▸ **Task objective**: Find the lines of the listing that contain the string "Vertreter", and return them.

▸ **Available records**:
·····
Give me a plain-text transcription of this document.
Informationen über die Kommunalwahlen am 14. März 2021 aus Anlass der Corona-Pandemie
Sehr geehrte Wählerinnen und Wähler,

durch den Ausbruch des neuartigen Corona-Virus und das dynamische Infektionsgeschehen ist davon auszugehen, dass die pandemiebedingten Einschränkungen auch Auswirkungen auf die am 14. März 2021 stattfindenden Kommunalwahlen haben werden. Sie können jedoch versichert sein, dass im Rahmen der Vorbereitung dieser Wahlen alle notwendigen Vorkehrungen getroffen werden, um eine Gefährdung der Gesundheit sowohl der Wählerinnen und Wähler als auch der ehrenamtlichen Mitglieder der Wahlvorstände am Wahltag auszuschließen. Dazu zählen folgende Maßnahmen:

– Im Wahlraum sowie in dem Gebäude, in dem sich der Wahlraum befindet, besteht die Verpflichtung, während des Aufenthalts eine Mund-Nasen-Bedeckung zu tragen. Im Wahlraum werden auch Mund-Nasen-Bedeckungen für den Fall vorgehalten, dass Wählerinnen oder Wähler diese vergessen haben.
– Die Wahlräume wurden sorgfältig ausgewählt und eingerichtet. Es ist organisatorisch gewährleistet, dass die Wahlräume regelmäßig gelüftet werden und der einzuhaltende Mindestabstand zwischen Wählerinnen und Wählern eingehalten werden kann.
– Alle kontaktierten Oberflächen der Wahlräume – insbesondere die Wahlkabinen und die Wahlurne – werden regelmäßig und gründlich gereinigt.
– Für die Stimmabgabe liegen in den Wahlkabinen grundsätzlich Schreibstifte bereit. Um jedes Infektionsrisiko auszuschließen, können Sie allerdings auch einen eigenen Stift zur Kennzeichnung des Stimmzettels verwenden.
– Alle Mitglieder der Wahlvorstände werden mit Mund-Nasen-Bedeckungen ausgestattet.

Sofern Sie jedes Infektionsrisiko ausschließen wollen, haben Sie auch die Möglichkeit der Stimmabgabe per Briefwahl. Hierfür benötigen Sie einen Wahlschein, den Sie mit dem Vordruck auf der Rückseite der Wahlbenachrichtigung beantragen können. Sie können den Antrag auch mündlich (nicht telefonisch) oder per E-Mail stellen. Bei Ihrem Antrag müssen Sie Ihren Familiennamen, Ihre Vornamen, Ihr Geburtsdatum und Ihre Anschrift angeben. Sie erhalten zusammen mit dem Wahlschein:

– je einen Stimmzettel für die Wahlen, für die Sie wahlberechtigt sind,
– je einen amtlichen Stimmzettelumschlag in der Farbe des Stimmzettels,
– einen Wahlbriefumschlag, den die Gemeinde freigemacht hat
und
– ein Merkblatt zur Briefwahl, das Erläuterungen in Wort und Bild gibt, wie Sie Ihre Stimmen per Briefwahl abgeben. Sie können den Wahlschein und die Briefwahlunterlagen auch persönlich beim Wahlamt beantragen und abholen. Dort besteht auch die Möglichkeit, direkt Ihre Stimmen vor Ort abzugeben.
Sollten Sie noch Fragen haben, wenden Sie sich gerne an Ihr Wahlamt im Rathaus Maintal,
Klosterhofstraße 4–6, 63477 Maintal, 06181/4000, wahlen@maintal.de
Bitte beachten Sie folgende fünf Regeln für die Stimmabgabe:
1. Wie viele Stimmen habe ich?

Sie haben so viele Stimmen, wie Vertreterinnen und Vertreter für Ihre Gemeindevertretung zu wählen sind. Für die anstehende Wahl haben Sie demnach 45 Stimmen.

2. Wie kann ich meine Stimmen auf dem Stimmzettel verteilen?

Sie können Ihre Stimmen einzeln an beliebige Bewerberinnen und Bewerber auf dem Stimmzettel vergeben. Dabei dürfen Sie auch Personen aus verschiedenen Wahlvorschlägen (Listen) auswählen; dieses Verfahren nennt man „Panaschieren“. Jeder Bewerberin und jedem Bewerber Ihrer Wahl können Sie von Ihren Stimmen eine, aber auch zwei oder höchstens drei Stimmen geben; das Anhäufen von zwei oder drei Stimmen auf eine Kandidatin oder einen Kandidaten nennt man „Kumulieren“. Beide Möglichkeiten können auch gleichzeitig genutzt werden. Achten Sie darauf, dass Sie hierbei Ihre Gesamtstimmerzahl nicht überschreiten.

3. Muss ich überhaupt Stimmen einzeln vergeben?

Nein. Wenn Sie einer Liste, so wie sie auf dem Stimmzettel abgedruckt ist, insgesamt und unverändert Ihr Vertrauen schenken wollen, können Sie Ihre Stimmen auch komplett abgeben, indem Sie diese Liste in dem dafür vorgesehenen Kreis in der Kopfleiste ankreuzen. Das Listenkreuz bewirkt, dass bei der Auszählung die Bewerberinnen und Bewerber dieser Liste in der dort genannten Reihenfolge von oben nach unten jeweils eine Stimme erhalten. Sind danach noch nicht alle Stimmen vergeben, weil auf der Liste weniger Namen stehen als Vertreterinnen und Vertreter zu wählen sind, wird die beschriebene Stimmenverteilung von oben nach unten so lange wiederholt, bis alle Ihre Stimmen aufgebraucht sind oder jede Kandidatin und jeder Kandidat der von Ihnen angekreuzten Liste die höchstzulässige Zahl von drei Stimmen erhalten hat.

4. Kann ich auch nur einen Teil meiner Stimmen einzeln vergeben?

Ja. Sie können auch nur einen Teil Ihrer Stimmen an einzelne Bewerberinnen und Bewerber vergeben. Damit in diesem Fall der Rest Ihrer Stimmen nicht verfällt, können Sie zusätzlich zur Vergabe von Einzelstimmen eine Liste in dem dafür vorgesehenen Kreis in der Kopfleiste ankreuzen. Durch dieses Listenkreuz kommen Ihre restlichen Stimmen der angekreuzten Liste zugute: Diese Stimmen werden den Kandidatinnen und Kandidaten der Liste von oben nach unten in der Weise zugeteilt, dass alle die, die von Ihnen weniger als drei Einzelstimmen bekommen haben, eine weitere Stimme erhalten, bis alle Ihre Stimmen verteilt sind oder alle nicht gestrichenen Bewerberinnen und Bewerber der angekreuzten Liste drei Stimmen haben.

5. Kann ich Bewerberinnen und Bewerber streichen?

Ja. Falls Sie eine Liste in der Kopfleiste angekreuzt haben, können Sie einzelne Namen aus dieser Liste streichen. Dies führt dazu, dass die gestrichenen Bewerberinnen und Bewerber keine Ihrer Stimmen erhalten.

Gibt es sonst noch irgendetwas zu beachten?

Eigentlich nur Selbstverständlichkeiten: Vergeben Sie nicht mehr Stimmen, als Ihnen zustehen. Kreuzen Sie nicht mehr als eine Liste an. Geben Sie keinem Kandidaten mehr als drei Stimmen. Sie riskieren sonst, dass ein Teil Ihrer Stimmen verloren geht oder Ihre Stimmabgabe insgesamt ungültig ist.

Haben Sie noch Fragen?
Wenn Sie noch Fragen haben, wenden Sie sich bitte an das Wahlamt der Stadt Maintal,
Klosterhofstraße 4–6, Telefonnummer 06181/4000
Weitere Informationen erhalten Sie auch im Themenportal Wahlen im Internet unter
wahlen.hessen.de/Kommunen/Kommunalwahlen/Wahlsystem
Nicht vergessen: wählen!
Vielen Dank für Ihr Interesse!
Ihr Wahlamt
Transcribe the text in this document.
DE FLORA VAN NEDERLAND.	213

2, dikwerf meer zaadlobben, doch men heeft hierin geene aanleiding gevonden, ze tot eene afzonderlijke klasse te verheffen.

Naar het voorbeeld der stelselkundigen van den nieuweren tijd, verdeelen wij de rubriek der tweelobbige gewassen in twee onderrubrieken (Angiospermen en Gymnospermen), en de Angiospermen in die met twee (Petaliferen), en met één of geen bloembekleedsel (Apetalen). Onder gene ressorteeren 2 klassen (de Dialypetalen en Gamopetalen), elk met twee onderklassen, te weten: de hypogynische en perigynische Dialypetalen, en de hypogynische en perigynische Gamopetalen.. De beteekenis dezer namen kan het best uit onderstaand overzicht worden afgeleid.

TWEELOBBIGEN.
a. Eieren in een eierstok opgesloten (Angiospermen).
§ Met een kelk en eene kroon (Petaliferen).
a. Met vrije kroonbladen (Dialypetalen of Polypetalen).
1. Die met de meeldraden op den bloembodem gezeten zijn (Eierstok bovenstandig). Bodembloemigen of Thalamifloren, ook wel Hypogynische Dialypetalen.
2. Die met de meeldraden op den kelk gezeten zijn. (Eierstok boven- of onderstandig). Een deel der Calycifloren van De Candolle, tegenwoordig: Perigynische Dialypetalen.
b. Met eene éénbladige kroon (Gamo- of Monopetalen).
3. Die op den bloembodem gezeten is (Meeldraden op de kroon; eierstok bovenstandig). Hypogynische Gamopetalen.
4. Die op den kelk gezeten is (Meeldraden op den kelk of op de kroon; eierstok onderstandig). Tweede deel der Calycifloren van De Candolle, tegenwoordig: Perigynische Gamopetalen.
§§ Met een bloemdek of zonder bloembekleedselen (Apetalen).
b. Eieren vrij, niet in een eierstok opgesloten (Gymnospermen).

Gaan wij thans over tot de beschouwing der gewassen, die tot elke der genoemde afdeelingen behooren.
·····
▸ **Task answer**:
Sie haben so viele Stimmen, wie Vertreterinnen und Vertreter für Ihre Gemeindevertretung zu wählen sind. Für die anstehende Wahl haben Sie demnach 45 Stimmen.
Nein. Wenn Sie einer Liste, so wie sie auf dem Stimmzettel abgedruckt ist, insgesamt und unverändert Ihr Vertrauen schenken wollen, können Sie Ihre Stimmen auch komplett abgeben, indem Sie diese Liste in dem dafür vorgesehenen Kreis in der Kopfleiste ankreuzen. Das Listenkreuz bewirkt, dass bei der Auszählung die Bewerberinnen und Bewerber dieser Liste in der dort genannten Reihenfolge von oben nach unten jeweils eine Stimme erhalten. Sind danach noch nicht alle Stimmen vergeben, weil auf der Liste weniger Namen stehen als Vertreterinnen und Vertreter zu wählen sind, wird die beschriebene Stimmenverteilung von oben nach unten so lange wiederholt, bis alle Ihre Stimmen aufgebraucht sind oder jede Kandidatin und jeder Kandidat der von Ihnen angekreuzten Liste die höchstzulässige Zahl von drei Stimmen erhalten hat.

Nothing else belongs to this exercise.